## Goal
Go through the material and pull out every line with the string "JSON" in it.

## A run of records
——

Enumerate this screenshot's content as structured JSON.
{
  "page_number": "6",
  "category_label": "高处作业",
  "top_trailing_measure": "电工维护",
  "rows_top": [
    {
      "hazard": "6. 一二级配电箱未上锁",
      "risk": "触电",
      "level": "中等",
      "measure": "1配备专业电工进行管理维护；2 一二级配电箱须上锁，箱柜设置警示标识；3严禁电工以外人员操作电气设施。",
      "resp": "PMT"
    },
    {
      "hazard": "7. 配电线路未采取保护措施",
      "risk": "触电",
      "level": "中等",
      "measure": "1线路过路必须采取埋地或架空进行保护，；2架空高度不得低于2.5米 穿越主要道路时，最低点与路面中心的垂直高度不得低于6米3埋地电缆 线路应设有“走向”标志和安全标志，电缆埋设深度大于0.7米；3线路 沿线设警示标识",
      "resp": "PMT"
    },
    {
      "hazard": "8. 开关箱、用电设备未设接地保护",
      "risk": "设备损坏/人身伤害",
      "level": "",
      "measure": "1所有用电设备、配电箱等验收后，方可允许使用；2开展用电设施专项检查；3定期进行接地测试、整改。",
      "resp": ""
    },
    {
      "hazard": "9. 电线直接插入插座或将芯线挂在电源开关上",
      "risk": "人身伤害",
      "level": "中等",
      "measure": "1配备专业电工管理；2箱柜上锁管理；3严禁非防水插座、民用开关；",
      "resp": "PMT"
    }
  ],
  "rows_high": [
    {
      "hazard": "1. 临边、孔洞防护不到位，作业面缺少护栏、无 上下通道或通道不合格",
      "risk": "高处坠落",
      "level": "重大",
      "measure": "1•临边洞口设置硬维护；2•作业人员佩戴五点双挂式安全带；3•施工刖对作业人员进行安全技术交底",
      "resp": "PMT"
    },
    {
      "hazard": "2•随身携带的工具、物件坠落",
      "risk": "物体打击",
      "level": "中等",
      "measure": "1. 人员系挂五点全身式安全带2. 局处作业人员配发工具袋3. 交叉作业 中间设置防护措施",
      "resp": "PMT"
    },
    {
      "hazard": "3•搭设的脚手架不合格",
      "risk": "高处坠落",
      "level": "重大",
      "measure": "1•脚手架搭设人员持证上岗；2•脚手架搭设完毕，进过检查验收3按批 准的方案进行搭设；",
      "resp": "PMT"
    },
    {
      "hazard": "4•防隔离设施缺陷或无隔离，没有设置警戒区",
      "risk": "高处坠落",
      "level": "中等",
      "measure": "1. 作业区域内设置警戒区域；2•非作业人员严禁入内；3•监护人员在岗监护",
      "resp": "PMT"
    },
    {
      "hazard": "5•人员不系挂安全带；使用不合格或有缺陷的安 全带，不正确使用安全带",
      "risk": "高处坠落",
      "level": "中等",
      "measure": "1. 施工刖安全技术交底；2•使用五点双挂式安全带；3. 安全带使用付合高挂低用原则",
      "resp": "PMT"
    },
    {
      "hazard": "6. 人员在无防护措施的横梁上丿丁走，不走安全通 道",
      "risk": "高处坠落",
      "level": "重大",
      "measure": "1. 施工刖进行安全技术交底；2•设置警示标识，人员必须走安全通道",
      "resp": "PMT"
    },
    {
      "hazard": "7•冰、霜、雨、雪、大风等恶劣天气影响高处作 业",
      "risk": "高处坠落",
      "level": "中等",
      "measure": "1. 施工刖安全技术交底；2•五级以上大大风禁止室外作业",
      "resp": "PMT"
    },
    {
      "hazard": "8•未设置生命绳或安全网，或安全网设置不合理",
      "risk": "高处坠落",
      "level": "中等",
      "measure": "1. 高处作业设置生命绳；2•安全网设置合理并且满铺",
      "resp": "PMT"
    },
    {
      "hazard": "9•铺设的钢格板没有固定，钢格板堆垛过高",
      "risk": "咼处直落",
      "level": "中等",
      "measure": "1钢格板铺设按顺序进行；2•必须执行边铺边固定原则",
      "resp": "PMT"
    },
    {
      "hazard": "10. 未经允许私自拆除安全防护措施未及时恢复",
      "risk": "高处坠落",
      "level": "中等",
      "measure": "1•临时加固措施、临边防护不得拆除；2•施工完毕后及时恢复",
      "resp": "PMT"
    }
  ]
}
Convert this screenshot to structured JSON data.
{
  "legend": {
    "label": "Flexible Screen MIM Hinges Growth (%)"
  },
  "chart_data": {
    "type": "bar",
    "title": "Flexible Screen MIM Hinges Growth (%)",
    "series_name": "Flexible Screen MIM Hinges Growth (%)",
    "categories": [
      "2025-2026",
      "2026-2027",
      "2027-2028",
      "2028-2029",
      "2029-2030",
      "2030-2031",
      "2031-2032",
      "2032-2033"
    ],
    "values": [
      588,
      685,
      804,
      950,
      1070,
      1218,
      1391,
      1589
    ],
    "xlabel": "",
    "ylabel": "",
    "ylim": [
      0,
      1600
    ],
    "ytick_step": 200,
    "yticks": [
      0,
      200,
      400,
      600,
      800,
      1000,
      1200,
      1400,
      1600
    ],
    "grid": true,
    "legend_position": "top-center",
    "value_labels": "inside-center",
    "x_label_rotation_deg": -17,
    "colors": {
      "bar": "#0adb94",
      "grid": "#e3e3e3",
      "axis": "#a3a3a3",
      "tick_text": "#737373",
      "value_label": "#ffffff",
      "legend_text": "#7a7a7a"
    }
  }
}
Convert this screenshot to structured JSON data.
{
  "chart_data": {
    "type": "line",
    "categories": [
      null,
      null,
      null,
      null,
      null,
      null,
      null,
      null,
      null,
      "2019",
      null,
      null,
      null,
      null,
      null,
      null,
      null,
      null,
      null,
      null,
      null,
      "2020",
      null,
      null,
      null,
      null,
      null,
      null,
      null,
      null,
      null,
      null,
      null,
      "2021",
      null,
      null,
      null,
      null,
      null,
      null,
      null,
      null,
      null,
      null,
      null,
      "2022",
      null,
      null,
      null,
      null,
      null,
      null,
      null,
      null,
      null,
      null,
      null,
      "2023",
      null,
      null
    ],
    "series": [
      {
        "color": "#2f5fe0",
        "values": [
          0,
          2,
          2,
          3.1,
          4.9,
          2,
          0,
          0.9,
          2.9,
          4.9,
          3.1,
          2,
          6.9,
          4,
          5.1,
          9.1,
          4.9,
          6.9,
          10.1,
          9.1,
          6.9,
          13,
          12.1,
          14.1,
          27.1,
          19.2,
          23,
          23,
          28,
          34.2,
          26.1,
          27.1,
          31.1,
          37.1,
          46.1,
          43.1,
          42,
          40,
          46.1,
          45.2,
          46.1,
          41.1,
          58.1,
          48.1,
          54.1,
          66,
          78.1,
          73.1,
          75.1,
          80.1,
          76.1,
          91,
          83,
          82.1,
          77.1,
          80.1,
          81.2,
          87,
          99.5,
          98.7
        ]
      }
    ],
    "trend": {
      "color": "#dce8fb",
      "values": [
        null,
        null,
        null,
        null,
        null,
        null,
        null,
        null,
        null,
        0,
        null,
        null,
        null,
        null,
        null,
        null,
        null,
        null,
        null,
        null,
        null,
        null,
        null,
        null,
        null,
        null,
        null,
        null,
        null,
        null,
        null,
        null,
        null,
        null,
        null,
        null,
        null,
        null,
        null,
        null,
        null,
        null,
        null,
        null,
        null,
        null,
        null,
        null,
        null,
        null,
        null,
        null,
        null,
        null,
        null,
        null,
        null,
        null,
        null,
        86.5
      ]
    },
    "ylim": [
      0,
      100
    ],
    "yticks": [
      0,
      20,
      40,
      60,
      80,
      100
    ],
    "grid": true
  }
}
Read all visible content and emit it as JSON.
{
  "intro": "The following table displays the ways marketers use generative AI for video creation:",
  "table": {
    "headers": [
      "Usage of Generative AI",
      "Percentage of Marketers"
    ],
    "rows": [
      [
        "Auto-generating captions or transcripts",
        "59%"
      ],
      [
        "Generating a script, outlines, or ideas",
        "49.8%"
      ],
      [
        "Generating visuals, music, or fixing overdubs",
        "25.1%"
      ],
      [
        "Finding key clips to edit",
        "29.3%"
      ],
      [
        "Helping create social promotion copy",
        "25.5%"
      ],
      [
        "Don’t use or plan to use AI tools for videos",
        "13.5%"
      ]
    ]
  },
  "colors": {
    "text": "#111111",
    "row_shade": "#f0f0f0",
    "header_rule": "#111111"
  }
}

——

## Solution
Enumerate this screenshot's content as structured JSON.
Convert this screenshot to structured JSON data.
Convert this screenshot to structured JSON data.
Read all visible content and emit it as JSON.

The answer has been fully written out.